(Stored data entries)
★ ★ ★

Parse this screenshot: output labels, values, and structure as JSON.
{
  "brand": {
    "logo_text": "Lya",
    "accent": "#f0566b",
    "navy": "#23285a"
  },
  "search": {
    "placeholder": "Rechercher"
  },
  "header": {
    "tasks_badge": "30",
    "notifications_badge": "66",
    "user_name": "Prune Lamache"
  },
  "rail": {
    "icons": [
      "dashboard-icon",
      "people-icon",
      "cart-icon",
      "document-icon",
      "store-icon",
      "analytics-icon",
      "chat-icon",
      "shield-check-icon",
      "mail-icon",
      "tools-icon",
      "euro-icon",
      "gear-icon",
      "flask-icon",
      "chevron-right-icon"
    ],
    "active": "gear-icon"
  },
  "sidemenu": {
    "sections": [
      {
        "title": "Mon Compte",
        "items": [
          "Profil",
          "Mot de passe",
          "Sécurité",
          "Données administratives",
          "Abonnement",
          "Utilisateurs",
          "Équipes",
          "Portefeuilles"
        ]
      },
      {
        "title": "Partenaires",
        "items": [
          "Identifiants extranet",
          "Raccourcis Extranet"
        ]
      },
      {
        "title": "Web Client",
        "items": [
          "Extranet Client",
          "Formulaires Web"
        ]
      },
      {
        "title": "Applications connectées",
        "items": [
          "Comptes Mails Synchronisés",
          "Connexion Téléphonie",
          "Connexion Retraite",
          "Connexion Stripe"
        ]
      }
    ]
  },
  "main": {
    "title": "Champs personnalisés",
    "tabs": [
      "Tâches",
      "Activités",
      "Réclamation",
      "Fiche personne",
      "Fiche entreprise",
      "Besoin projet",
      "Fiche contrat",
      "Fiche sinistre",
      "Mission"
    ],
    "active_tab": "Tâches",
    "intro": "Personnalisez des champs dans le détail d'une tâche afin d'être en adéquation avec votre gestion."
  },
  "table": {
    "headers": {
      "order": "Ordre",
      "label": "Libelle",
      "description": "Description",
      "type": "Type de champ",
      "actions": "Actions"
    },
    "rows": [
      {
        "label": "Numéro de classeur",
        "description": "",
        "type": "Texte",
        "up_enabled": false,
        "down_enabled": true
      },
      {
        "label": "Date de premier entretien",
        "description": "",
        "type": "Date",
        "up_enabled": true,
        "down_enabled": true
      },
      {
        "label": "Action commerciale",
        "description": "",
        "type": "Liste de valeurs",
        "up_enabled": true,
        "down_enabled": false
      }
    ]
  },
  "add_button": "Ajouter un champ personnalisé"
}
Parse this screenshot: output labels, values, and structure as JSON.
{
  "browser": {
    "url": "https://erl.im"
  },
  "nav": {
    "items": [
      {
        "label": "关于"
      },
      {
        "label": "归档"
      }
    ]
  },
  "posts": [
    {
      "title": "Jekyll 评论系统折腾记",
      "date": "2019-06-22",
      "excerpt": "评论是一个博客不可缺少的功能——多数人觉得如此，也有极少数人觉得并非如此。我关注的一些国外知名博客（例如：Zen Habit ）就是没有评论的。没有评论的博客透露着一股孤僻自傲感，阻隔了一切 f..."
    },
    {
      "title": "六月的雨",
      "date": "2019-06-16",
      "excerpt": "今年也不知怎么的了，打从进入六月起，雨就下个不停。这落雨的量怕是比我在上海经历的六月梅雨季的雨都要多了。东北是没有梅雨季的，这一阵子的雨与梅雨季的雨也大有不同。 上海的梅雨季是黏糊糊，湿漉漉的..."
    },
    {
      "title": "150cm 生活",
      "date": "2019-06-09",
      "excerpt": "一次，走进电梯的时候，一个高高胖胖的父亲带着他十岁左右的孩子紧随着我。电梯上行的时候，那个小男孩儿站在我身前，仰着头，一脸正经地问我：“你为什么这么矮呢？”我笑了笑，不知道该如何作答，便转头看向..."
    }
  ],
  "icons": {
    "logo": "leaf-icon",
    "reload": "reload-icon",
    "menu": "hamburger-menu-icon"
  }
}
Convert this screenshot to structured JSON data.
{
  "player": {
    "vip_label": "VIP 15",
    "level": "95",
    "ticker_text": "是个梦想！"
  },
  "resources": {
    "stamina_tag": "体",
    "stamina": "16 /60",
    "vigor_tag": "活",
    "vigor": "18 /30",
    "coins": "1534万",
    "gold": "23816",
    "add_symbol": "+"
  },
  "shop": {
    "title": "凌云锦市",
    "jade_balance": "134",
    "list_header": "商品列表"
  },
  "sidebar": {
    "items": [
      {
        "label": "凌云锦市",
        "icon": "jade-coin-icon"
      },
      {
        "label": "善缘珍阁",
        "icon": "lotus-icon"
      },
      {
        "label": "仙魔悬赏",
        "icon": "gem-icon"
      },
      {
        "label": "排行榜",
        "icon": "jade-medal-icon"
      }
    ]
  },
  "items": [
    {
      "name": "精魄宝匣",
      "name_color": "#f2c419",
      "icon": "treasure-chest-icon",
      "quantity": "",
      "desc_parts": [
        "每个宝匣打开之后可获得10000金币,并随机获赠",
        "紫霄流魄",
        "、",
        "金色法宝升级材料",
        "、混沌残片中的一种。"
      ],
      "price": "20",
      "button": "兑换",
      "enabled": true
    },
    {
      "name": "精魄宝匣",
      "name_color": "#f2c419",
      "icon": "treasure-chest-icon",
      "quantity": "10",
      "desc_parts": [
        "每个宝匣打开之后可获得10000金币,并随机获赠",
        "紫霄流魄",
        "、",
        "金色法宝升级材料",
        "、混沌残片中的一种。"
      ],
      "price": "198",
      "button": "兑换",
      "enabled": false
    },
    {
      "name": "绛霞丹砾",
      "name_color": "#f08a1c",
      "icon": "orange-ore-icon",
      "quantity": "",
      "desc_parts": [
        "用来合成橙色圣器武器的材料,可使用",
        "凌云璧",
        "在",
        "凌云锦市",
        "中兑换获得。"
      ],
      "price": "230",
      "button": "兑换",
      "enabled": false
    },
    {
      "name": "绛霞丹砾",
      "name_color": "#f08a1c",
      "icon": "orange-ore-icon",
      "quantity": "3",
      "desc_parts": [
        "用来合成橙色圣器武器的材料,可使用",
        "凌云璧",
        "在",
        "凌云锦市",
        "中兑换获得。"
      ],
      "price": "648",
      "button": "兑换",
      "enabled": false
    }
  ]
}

★ ★ ★

Copy out each line exactly.

RIGHT ANSWER:
Parse this screenshot: output labels, values, and structure as JSON.
{
  "brand": {
    "logo_text": "Lya",
    "accent": "#f0566b",
    "navy": "#23285a"
  },
  "search": {
    "placeholder": "Rechercher"
  },
  "header": {
    "tasks_badge": "30",
    "notifications_badge": "66",
    "user_name": "Prune Lamache"
  },
  "rail": {
    "icons": [
      "dashboard-icon",
      "people-icon",
      "cart-icon",
      "document-icon",
      "store-icon",
      "analytics-icon",
      "chat-icon",
      "shield-check-icon",
      "mail-icon",
      "tools-icon",
      "euro-icon",
      "gear-icon",
      "flask-icon",
      "chevron-right-icon"
    ],
    "active": "gear-icon"
  },
  "sidemenu": {
    "sections": [
      {
        "title": "Mon Compte",
        "items": [
          "Profil",
          "Mot de passe",
          "Sécurité",
          "Données administratives",
          "Abonnement",
          "Utilisateurs",
          "Équipes",
          "Portefeuilles"
        ]
      },
      {
        "title": "Partenaires",
        "items": [
          "Identifiants extranet",
          "Raccourcis Extranet"
        ]
      },
      {
        "title": "Web Client",
        "items": [
          "Extranet Client",
          "Formulaires Web"
        ]
      },
      {
        "title": "Applications connectées",
        "items": [
          "Comptes Mails Synchronisés",
          "Connexion Téléphonie",
          "Connexion Retraite",
          "Connexion Stripe"
        ]
      }
    ]
  },
  "main": {
    "title": "Champs personnalisés",
    "tabs": [
      "Tâches",
      "Activités",
      "Réclamation",
      "Fiche personne",
      "Fiche entreprise",
      "Besoin projet",
      "Fiche contrat",
      "Fiche sinistre",
      "Mission"
    ],
    "active_tab": "Tâches",
    "intro": "Personnalisez des champs dans le détail d'une tâche afin d'être en adéquation avec votre gestion."
  },
  "table": {
    "headers": {
      "order": "Ordre",
      "label": "Libelle",
      "description": "Description",
      "type": "Type de champ",
      "actions": "Actions"
    },
    "rows": [
      {
        "label": "Numéro de classeur",
        "description": "",
        "type": "Texte",
        "up_enabled": false,
        "down_enabled": true
      },
      {
        "label": "Date de premier entretien",
        "description": "",
        "type": "Date",
        "up_enabled": true,
        "down_enabled": true
      },
      {
        "label": "Action commerciale",
        "description": "",
        "type": "Liste de valeurs",
        "up_enabled": true,
        "down_enabled": false
      }
    ]
  },
  "add_button": "Ajouter un champ personnalisé"
}
Parse this screenshot: output labels, values, and structure as JSON.
{
  "browser": {
    "url": "https://erl.im"
  },
  "nav": {
    "items": [
      {
        "label": "关于"
      },
      {
        "label": "归档"
      }
    ]
  },
  "posts": [
    {
      "title": "Jekyll 评论系统折腾记",
      "date": "2019-06-22",
      "excerpt": "评论是一个博客不可缺少的功能——多数人觉得如此，也有极少数人觉得并非如此。我关注的一些国外知名博客（例如：Zen Habit ）就是没有评论的。没有评论的博客透露着一股孤僻自傲感，阻隔了一切 f..."
    },
    {
      "title": "六月的雨",
      "date": "2019-06-16",
      "excerpt": "今年也不知怎么的了，打从进入六月起，雨就下个不停。这落雨的量怕是比我在上海经历的六月梅雨季的雨都要多了。东北是没有梅雨季的，这一阵子的雨与梅雨季的雨也大有不同。 上海的梅雨季是黏糊糊，湿漉漉的..."
    },
    {
      "title": "150cm 生活",
      "date": "2019-06-09",
      "excerpt": "一次，走进电梯的时候，一个高高胖胖的父亲带着他十岁左右的孩子紧随着我。电梯上行的时候，那个小男孩儿站在我身前，仰着头，一脸正经地问我：“你为什么这么矮呢？”我笑了笑，不知道该如何作答，便转头看向..."
    }
  ],
  "icons": {
    "logo": "leaf-icon",
    "reload": "reload-icon",
    "menu": "hamburger-menu-icon"
  }
}
Convert this screenshot to structured JSON data.
{
  "player": {
    "vip_label": "VIP 15",
    "level": "95",
    "ticker_text": "是个梦想！"
  },
  "resources": {
    "stamina_tag": "体",
    "stamina": "16 /60",
    "vigor_tag": "活",
    "vigor": "18 /30",
    "coins": "1534万",
    "gold": "23816",
    "add_symbol": "+"
  },
  "shop": {
    "title": "凌云锦市",
    "jade_balance": "134",
    "list_header": "商品列表"
  },
  "sidebar": {
    "items": [
      {
        "label": "凌云锦市",
        "icon": "jade-coin-icon"
      },
      {
        "label": "善缘珍阁",
        "icon": "lotus-icon"
      },
      {
        "label": "仙魔悬赏",
        "icon": "gem-icon"
      },
      {
        "label": "排行榜",
        "icon": "jade-medal-icon"
      }
    ]
  },
  "items": [
    {
      "name": "精魄宝匣",
      "name_color": "#f2c419",
      "icon": "treasure-chest-icon",
      "quantity": "",
      "desc_parts": [
        "每个宝匣打开之后可获得10000金币,并随机获赠",
        "紫霄流魄",
        "、",
        "金色法宝升级材料",
        "、混沌残片中的一种。"
      ],
      "price": "20",
      "button": "兑换",
      "enabled": true
    },
    {
      "name": "精魄宝匣",
      "name_color": "#f2c419",
      "icon": "treasure-chest-icon",
      "quantity": "10",
      "desc_parts": [
        "每个宝匣打开之后可获得10000金币,并随机获赠",
        "紫霄流魄",
        "、",
        "金色法宝升级材料",
        "、混沌残片中的一种。"
      ],
      "price": "198",
      "button": "兑换",
      "enabled": false
    },
    {
      "name": "绛霞丹砾",
      "name_color": "#f08a1c",
      "icon": "orange-ore-icon",
      "quantity": "",
      "desc_parts": [
        "用来合成橙色圣器武器的材料,可使用",
        "凌云璧",
        "在",
        "凌云锦市",
        "中兑换获得。"
      ],
      "price": "230",
      "button": "兑换",
      "enabled": false
    },
    {
      "name": "绛霞丹砾",
      "name_color": "#f08a1c",
      "icon": "orange-ore-icon",
      "quantity": "3",
      "desc_parts": [
        "用来合成橙色圣器武器的材料,可使用",
        "凌云璧",
        "在",
        "凌云锦市",
        "中兑换获得。"
      ],
      "price": "648",
      "button": "兑换",
      "enabled": false
    }
  ]
}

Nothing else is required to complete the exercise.